Challenge:
Return all the data below as it stands, minus the pictures.

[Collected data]
BEGIN
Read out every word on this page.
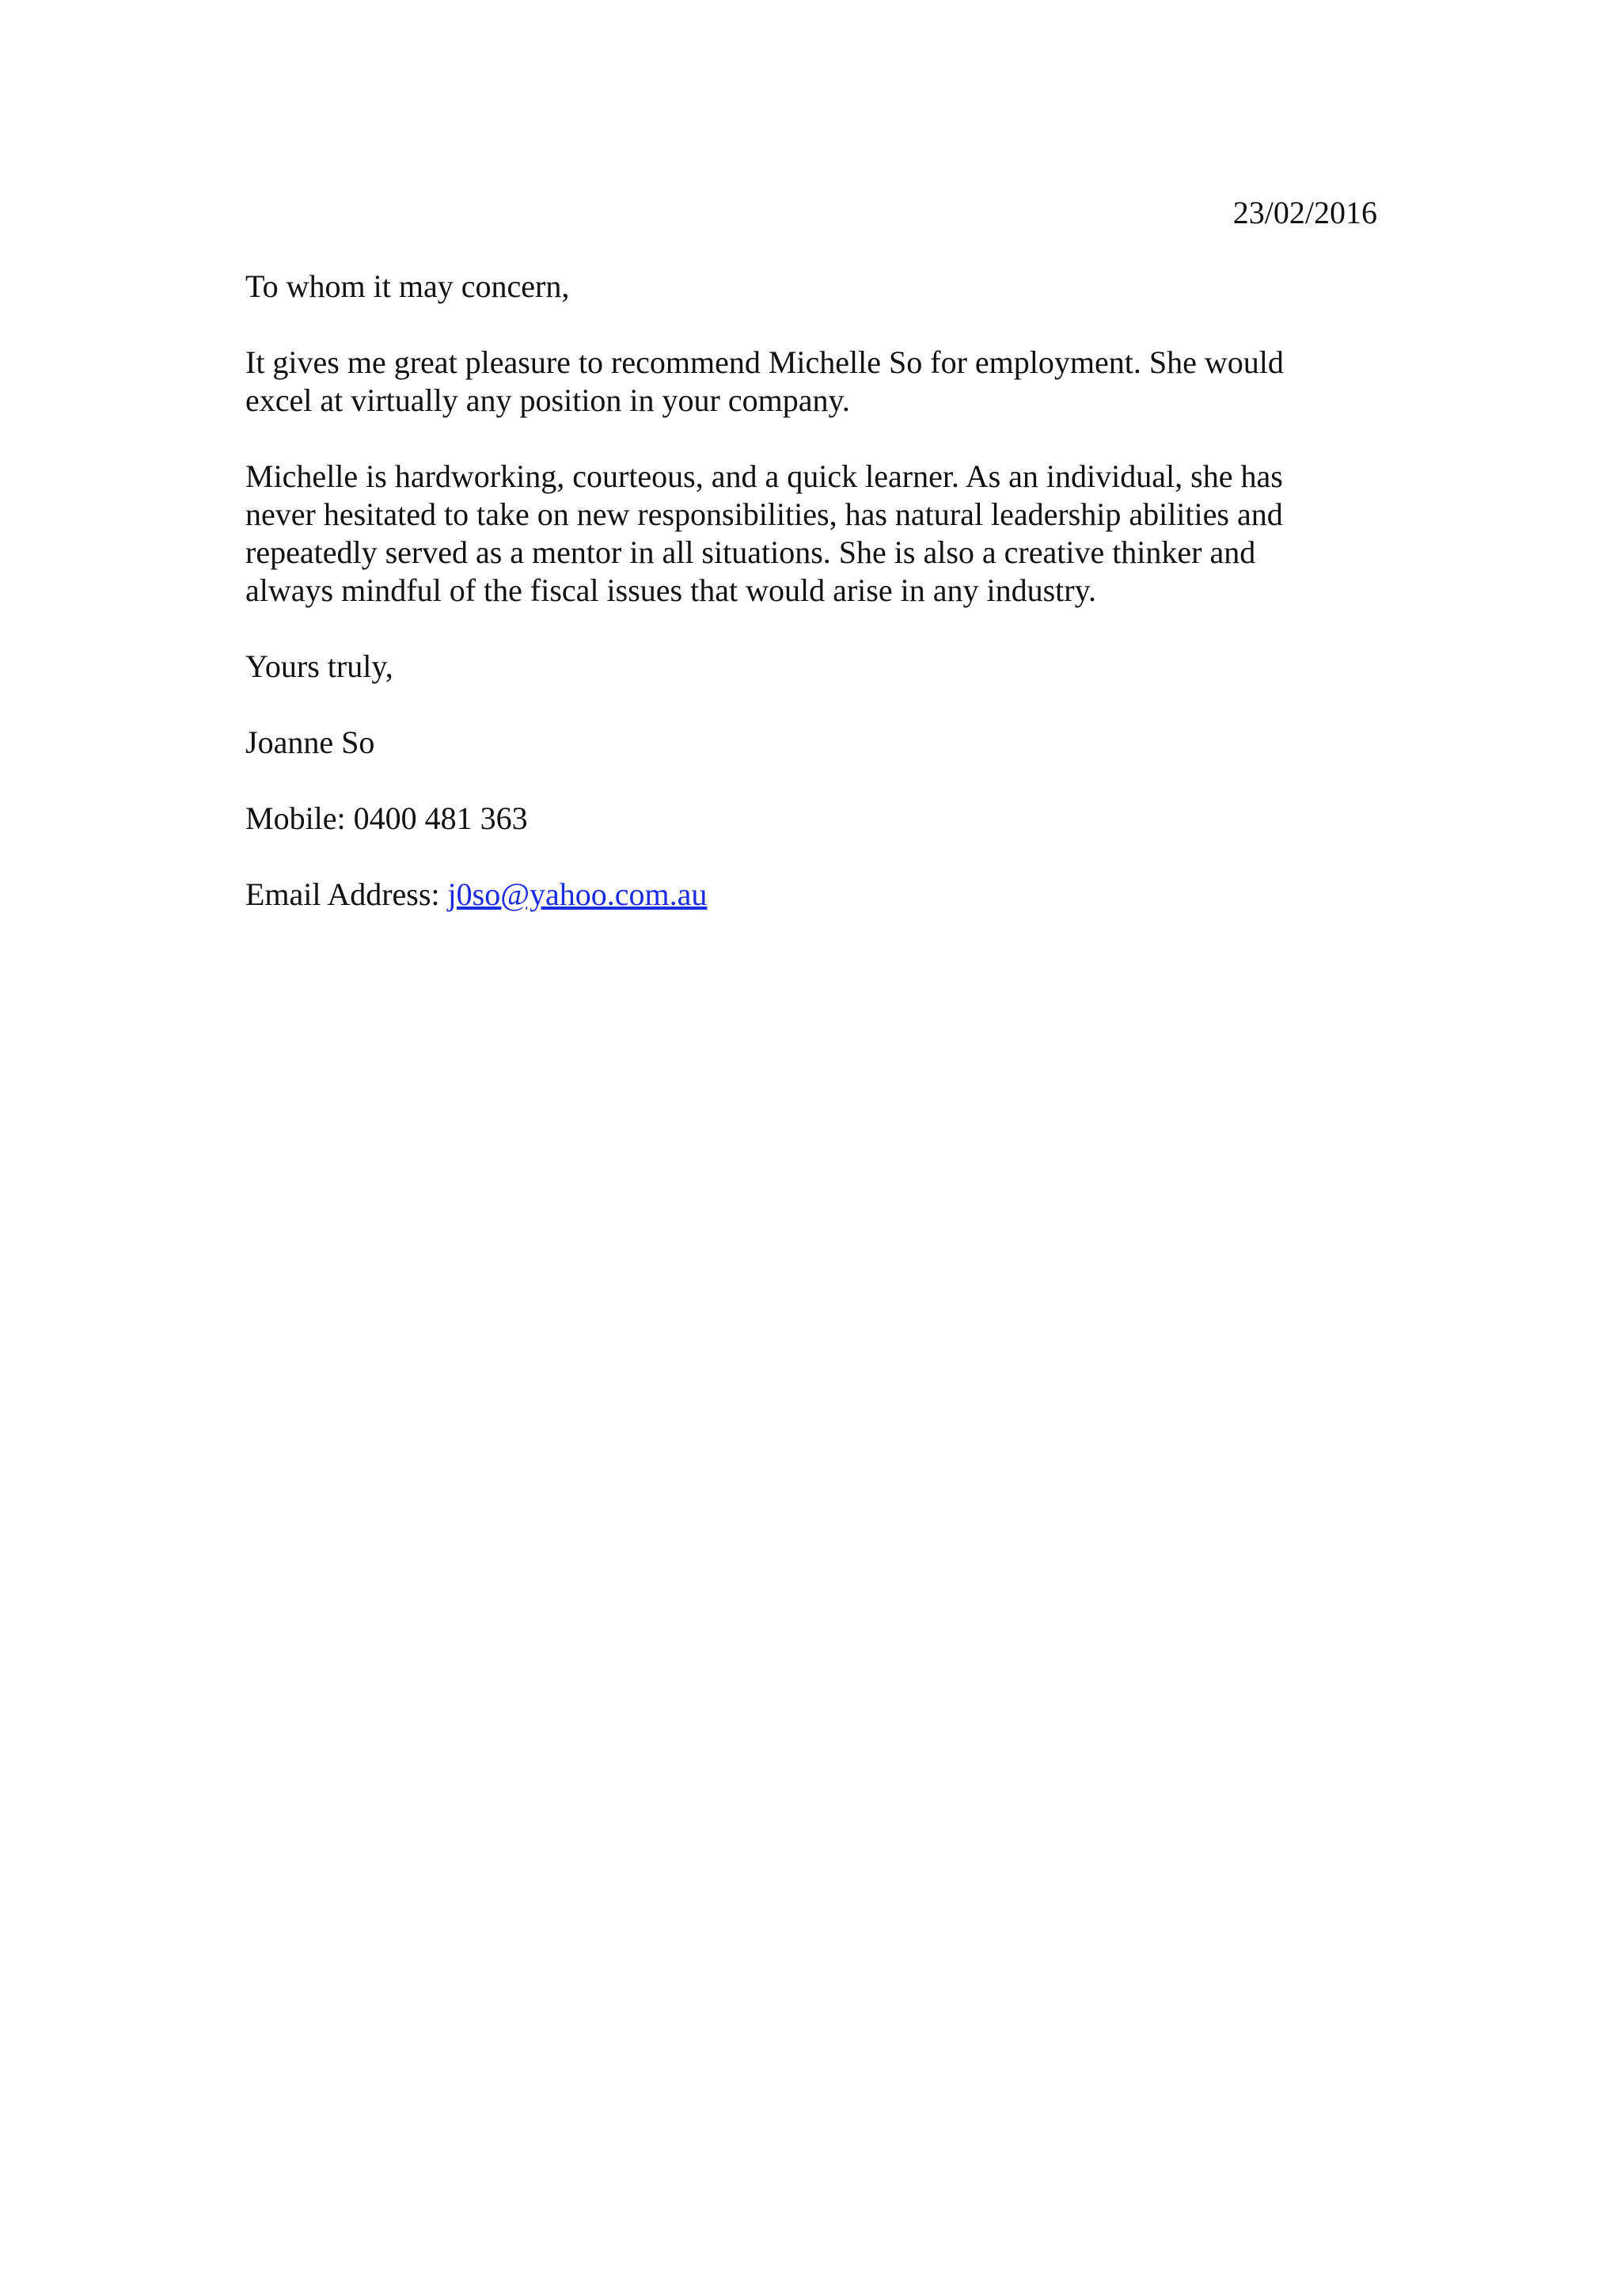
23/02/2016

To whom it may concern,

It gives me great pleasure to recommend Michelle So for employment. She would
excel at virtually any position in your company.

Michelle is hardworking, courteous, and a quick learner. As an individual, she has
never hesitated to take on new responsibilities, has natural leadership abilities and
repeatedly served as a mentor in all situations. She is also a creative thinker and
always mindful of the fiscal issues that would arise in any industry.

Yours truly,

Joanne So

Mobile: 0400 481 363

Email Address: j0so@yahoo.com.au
END
Result below:
Read out every word on this page.
23/02/2016

To whom it may concern,

It gives me great pleasure to recommend Michelle So for employment. She would
excel at virtually any position in your company.

Michelle is hardworking, courteous, and a quick learner. As an individual, she has
never hesitated to take on new responsibilities, has natural leadership abilities and
repeatedly served as a mentor in all situations. She is also a creative thinker and
always mindful of the fiscal issues that would arise in any industry.

Yours truly,

Joanne So

Mobile: 0400 481 363

Email Address: j0so@yahoo.com.au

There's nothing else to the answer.